» What you will do
Reproduce the listing that follows with no differences at all.

[Chart and figure data]
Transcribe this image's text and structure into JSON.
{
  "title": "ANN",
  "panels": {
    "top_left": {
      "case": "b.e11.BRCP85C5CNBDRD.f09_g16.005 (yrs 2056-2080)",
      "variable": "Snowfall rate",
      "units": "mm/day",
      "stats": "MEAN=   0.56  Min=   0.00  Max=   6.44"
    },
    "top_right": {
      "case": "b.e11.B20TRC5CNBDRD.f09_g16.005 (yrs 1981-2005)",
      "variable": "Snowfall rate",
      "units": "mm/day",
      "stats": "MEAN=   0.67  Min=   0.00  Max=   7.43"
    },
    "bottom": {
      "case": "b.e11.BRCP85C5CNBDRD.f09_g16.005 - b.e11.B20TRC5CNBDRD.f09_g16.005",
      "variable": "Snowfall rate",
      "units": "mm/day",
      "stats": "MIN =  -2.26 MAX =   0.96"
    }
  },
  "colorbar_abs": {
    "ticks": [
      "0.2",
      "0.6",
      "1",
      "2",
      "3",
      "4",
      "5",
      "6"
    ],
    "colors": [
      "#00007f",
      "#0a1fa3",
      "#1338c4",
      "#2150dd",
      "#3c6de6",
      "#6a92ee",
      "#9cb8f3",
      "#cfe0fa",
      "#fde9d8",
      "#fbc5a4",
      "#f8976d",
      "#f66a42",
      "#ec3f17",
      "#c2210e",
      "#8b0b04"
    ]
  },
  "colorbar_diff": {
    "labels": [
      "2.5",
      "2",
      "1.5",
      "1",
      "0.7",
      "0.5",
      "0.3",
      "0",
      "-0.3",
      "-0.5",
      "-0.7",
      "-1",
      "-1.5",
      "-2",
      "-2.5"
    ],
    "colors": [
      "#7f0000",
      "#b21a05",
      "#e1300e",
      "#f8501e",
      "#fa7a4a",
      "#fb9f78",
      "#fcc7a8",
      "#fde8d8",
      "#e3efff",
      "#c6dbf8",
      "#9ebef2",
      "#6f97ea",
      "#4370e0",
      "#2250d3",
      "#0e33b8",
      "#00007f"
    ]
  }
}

» Written response
Transcribe this image's text and structure into JSON.
{
  "title": "ANN",
  "panels": {
    "top_left": {
      "case": "b.e11.BRCP85C5CNBDRD.f09_g16.005 (yrs 2056-2080)",
      "variable": "Snowfall rate",
      "units": "mm/day",
      "stats": "MEAN=   0.56  Min=   0.00  Max=   6.44"
    },
    "top_right": {
      "case": "b.e11.B20TRC5CNBDRD.f09_g16.005 (yrs 1981-2005)",
      "variable": "Snowfall rate",
      "units": "mm/day",
      "stats": "MEAN=   0.67  Min=   0.00  Max=   7.43"
    },
    "bottom": {
      "case": "b.e11.BRCP85C5CNBDRD.f09_g16.005 - b.e11.B20TRC5CNBDRD.f09_g16.005",
      "variable": "Snowfall rate",
      "units": "mm/day",
      "stats": "MIN =  -2.26 MAX =   0.96"
    }
  },
  "colorbar_abs": {
    "ticks": [
      "0.2",
      "0.6",
      "1",
      "2",
      "3",
      "4",
      "5",
      "6"
    ],
    "colors": [
      "#00007f",
      "#0a1fa3",
      "#1338c4",
      "#2150dd",
      "#3c6de6",
      "#6a92ee",
      "#9cb8f3",
      "#cfe0fa",
      "#fde9d8",
      "#fbc5a4",
      "#f8976d",
      "#f66a42",
      "#ec3f17",
      "#c2210e",
      "#8b0b04"
    ]
  },
  "colorbar_diff": {
    "labels": [
      "2.5",
      "2",
      "1.5",
      "1",
      "0.7",
      "0.5",
      "0.3",
      "0",
      "-0.3",
      "-0.5",
      "-0.7",
      "-1",
      "-1.5",
      "-2",
      "-2.5"
    ],
    "colors": [
      "#7f0000",
      "#b21a05",
      "#e1300e",
      "#f8501e",
      "#fa7a4a",
      "#fb9f78",
      "#fcc7a8",
      "#fde8d8",
      "#e3efff",
      "#c6dbf8",
      "#9ebef2",
      "#6f97ea",
      "#4370e0",
      "#2250d3",
      "#0e33b8",
      "#00007f"
    ]
  }
}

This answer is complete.